» **Stated goal**
All of the lines below are to be transcribed faithfully, with pictures excluded from the copy.

— begin Data section —

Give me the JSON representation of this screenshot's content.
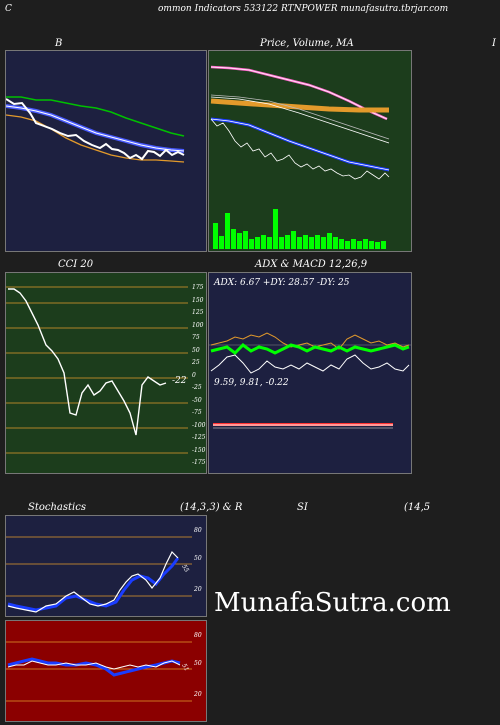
{
  "header": {
    "title": "ommon  Indicators 533122  RTNPOWER munafasutra.tbrjar.com",
    "left_char": "C"
  },
  "panels": {
    "bollinger": {
      "label": "B"
    },
    "price_ma": {
      "label": "Price,  Volume,  MA",
      "right_char": "I"
    },
    "cci": {
      "label": "CCI 20",
      "value": "-22",
      "ticks": [
        "175",
        "150",
        "125",
        "100",
        "75",
        "50",
        "25",
        "0",
        "-25",
        "-50",
        "-75",
        "-100",
        "-125",
        "-150",
        "-175"
      ]
    },
    "adx_macd": {
      "label": "ADX  & MACD 12,26,9",
      "adx_text": "ADX: 6.67 +DY: 28.57 -DY: 25",
      "macd_text": "9.59,  9.81,  -0.22"
    },
    "stochastics": {
      "label_left": "Stochastics",
      "label_mid": "(14,3,3) & R",
      "label_si": "SI",
      "label_right": "(14,5",
      "value": "55",
      "ticks": [
        "80",
        "50",
        "20"
      ]
    },
    "rsi": {
      "value": "51",
      "ticks": [
        "80",
        "50",
        "20"
      ]
    }
  },
  "watermark": "MunafaSutra.com",
  "colors": {
    "dark_navy": "#1d2040",
    "dark_green": "#1c3d1c",
    "dark_red": "#8b0000",
    "orange": "#e39a2b",
    "blue": "#1a3cff",
    "green": "#00c000"
  }
}
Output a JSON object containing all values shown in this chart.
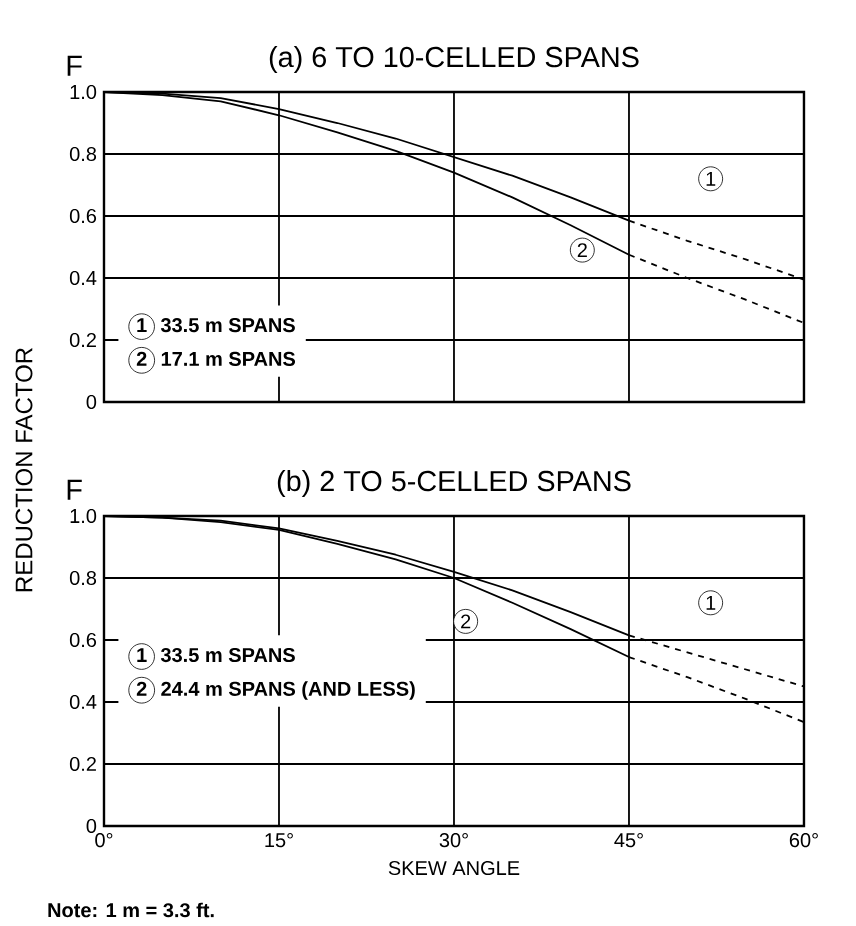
{
  "chart_data": [
    {
      "type": "line",
      "title": "(a) 6 TO 10-CELLED SPANS",
      "ylabel": "F",
      "xlim": [
        0,
        60
      ],
      "ylim": [
        0,
        1.0
      ],
      "grid": true,
      "legend": "bottom left",
      "tick_labels": "y",
      "marker": "none",
      "xticks": [
        {
          "value": 0,
          "label": null
        },
        {
          "value": 15,
          "label": null
        },
        {
          "value": 30,
          "label": null
        },
        {
          "value": 45,
          "label": null
        },
        {
          "value": 60,
          "label": null
        }
      ],
      "yticks": [
        0,
        {
          "value": 0.2,
          "label": "0.2"
        },
        {
          "value": 0.4,
          "label": "0.4"
        },
        {
          "value": 0.6,
          "label": "0.6"
        },
        {
          "value": 0.8,
          "label": "0.8"
        },
        {
          "value": 1.0,
          "label": "1.0"
        }
      ],
      "annotations": [
        {
          "text": "1",
          "x": 52,
          "y": 0.72
        },
        {
          "text": "2",
          "x": 41,
          "y": 0.49
        }
      ],
      "series": [
        {
          "name": "33.5 m SPANS",
          "color": "#000000",
          "line_style": "solid",
          "x": [
            0,
            5,
            10,
            15,
            20,
            25,
            30,
            35,
            40,
            45
          ],
          "values": [
            1.0,
            0.995,
            0.98,
            0.945,
            0.9,
            0.85,
            0.79,
            0.73,
            0.66,
            0.585
          ]
        },
        {
          "name": "17.1 m SPANS",
          "color": "#000000",
          "line_style": "solid",
          "x": [
            0,
            5,
            10,
            15,
            20,
            25,
            30,
            35,
            40,
            45
          ],
          "values": [
            1.0,
            0.99,
            0.97,
            0.925,
            0.87,
            0.81,
            0.74,
            0.66,
            0.57,
            0.475
          ]
        },
        {
          "color": "#000000",
          "line_style": "dashed",
          "x": [
            45,
            50,
            55,
            60
          ],
          "values": [
            0.585,
            0.52,
            0.46,
            0.395
          ]
        },
        {
          "color": "#000000",
          "line_style": "dashed",
          "x": [
            45,
            50,
            55,
            60
          ],
          "values": [
            0.475,
            0.4,
            0.33,
            0.255
          ]
        }
      ]
    },
    {
      "type": "line",
      "title": "(b) 2 TO 5-CELLED SPANS",
      "ylabel": "F",
      "xlabel": "SKEW ANGLE",
      "xlim": [
        0,
        60
      ],
      "ylim": [
        0,
        1.0
      ],
      "grid": true,
      "legend": "left",
      "marker": "none",
      "xticks": [
        {
          "value": 0,
          "label": "0°"
        },
        {
          "value": 15,
          "label": "15°"
        },
        {
          "value": 30,
          "label": "30°"
        },
        {
          "value": 45,
          "label": "45°"
        },
        {
          "value": 60,
          "label": "60°"
        }
      ],
      "yticks": [
        0,
        {
          "value": 0.2,
          "label": "0.2"
        },
        {
          "value": 0.4,
          "label": "0.4"
        },
        {
          "value": 0.6,
          "label": "0.6"
        },
        {
          "value": 0.8,
          "label": "0.8"
        },
        {
          "value": 1.0,
          "label": "1.0"
        }
      ],
      "annotations": [
        {
          "text": "1",
          "x": 52,
          "y": 0.72
        },
        {
          "text": "2",
          "x": 31,
          "y": 0.66
        },
        "REDUCTION FACTOR",
        "Note: 1 m = 3.3 ft."
      ],
      "series": [
        {
          "name": "33.5 m SPANS",
          "color": "#000000",
          "line_style": "solid",
          "x": [
            0,
            5,
            10,
            15,
            20,
            25,
            30,
            35,
            40,
            45
          ],
          "values": [
            1.0,
            0.995,
            0.985,
            0.96,
            0.92,
            0.875,
            0.82,
            0.76,
            0.69,
            0.615
          ]
        },
        {
          "name": "24.4 m SPANS (AND LESS)",
          "color": "#000000",
          "line_style": "solid",
          "x": [
            0,
            5,
            10,
            15,
            20,
            25,
            30,
            35,
            40,
            45
          ],
          "values": [
            1.0,
            0.995,
            0.98,
            0.955,
            0.91,
            0.86,
            0.8,
            0.72,
            0.635,
            0.545
          ]
        },
        {
          "color": "#000000",
          "line_style": "dashed",
          "x": [
            45,
            50,
            55,
            60
          ],
          "values": [
            0.615,
            0.56,
            0.505,
            0.45
          ]
        },
        {
          "color": "#000000",
          "line_style": "dashed",
          "x": [
            45,
            50,
            55,
            60
          ],
          "values": [
            0.545,
            0.48,
            0.41,
            0.335
          ]
        }
      ]
    }
  ]
}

— end Data section —

» **Answer for the task**
Give me the JSON representation of this screenshot's content.
{
  "header": {
    "title": "ommon  Indicators 533122  RTNPOWER munafasutra.tbrjar.com",
    "left_char": "C"
  },
  "panels": {
    "bollinger": {
      "label": "B"
    },
    "price_ma": {
      "label": "Price,  Volume,  MA",
      "right_char": "I"
    },
    "cci": {
      "label": "CCI 20",
      "value": "-22",
      "ticks": [
        "175",
        "150",
        "125",
        "100",
        "75",
        "50",
        "25",
        "0",
        "-25",
        "-50",
        "-75",
        "-100",
        "-125",
        "-150",
        "-175"
      ]
    },
    "adx_macd": {
      "label": "ADX  & MACD 12,26,9",
      "adx_text": "ADX: 6.67 +DY: 28.57 -DY: 25",
      "macd_text": "9.59,  9.81,  -0.22"
    },
    "stochastics": {
      "label_left": "Stochastics",
      "label_mid": "(14,3,3) & R",
      "label_si": "SI",
      "label_right": "(14,5",
      "value": "55",
      "ticks": [
        "80",
        "50",
        "20"
      ]
    },
    "rsi": {
      "value": "51",
      "ticks": [
        "80",
        "50",
        "20"
      ]
    }
  },
  "watermark": "MunafaSutra.com",
  "colors": {
    "dark_navy": "#1d2040",
    "dark_green": "#1c3d1c",
    "dark_red": "#8b0000",
    "orange": "#e39a2b",
    "blue": "#1a3cff",
    "green": "#00c000"
  }
}
Output a JSON object containing all values shown in this chart.
{
  "chart_data": [
    {
      "type": "line",
      "title": "(a) 6 TO 10-CELLED SPANS",
      "ylabel": "F",
      "xlim": [
        0,
        60
      ],
      "ylim": [
        0,
        1.0
      ],
      "grid": true,
      "legend": "bottom left",
      "tick_labels": "y",
      "marker": "none",
      "xticks": [
        {
          "value": 0,
          "label": null
        },
        {
          "value": 15,
          "label": null
        },
        {
          "value": 30,
          "label": null
        },
        {
          "value": 45,
          "label": null
        },
        {
          "value": 60,
          "label": null
        }
      ],
      "yticks": [
        0,
        {
          "value": 0.2,
          "label": "0.2"
        },
        {
          "value": 0.4,
          "label": "0.4"
        },
        {
          "value": 0.6,
          "label": "0.6"
        },
        {
          "value": 0.8,
          "label": "0.8"
        },
        {
          "value": 1.0,
          "label": "1.0"
        }
      ],
      "annotations": [
        {
          "text": "1",
          "x": 52,
          "y": 0.72
        },
        {
          "text": "2",
          "x": 41,
          "y": 0.49
        }
      ],
      "series": [
        {
          "name": "33.5 m SPANS",
          "color": "#000000",
          "line_style": "solid",
          "x": [
            0,
            5,
            10,
            15,
            20,
            25,
            30,
            35,
            40,
            45
          ],
          "values": [
            1.0,
            0.995,
            0.98,
            0.945,
            0.9,
            0.85,
            0.79,
            0.73,
            0.66,
            0.585
          ]
        },
        {
          "name": "17.1 m SPANS",
          "color": "#000000",
          "line_style": "solid",
          "x": [
            0,
            5,
            10,
            15,
            20,
            25,
            30,
            35,
            40,
            45
          ],
          "values": [
            1.0,
            0.99,
            0.97,
            0.925,
            0.87,
            0.81,
            0.74,
            0.66,
            0.57,
            0.475
          ]
        },
        {
          "color": "#000000",
          "line_style": "dashed",
          "x": [
            45,
            50,
            55,
            60
          ],
          "values": [
            0.585,
            0.52,
            0.46,
            0.395
          ]
        },
        {
          "color": "#000000",
          "line_style": "dashed",
          "x": [
            45,
            50,
            55,
            60
          ],
          "values": [
            0.475,
            0.4,
            0.33,
            0.255
          ]
        }
      ]
    },
    {
      "type": "line",
      "title": "(b) 2 TO 5-CELLED SPANS",
      "ylabel": "F",
      "xlabel": "SKEW ANGLE",
      "xlim": [
        0,
        60
      ],
      "ylim": [
        0,
        1.0
      ],
      "grid": true,
      "legend": "left",
      "marker": "none",
      "xticks": [
        {
          "value": 0,
          "label": "0°"
        },
        {
          "value": 15,
          "label": "15°"
        },
        {
          "value": 30,
          "label": "30°"
        },
        {
          "value": 45,
          "label": "45°"
        },
        {
          "value": 60,
          "label": "60°"
        }
      ],
      "yticks": [
        0,
        {
          "value": 0.2,
          "label": "0.2"
        },
        {
          "value": 0.4,
          "label": "0.4"
        },
        {
          "value": 0.6,
          "label": "0.6"
        },
        {
          "value": 0.8,
          "label": "0.8"
        },
        {
          "value": 1.0,
          "label": "1.0"
        }
      ],
      "annotations": [
        {
          "text": "1",
          "x": 52,
          "y": 0.72
        },
        {
          "text": "2",
          "x": 31,
          "y": 0.66
        },
        "REDUCTION FACTOR",
        "Note: 1 m = 3.3 ft."
      ],
      "series": [
        {
          "name": "33.5 m SPANS",
          "color": "#000000",
          "line_style": "solid",
          "x": [
            0,
            5,
            10,
            15,
            20,
            25,
            30,
            35,
            40,
            45
          ],
          "values": [
            1.0,
            0.995,
            0.985,
            0.96,
            0.92,
            0.875,
            0.82,
            0.76,
            0.69,
            0.615
          ]
        },
        {
          "name": "24.4 m SPANS (AND LESS)",
          "color": "#000000",
          "line_style": "solid",
          "x": [
            0,
            5,
            10,
            15,
            20,
            25,
            30,
            35,
            40,
            45
          ],
          "values": [
            1.0,
            0.995,
            0.98,
            0.955,
            0.91,
            0.86,
            0.8,
            0.72,
            0.635,
            0.545
          ]
        },
        {
          "color": "#000000",
          "line_style": "dashed",
          "x": [
            45,
            50,
            55,
            60
          ],
          "values": [
            0.615,
            0.56,
            0.505,
            0.45
          ]
        },
        {
          "color": "#000000",
          "line_style": "dashed",
          "x": [
            45,
            50,
            55,
            60
          ],
          "values": [
            0.545,
            0.48,
            0.41,
            0.335
          ]
        }
      ]
    }
  ]
}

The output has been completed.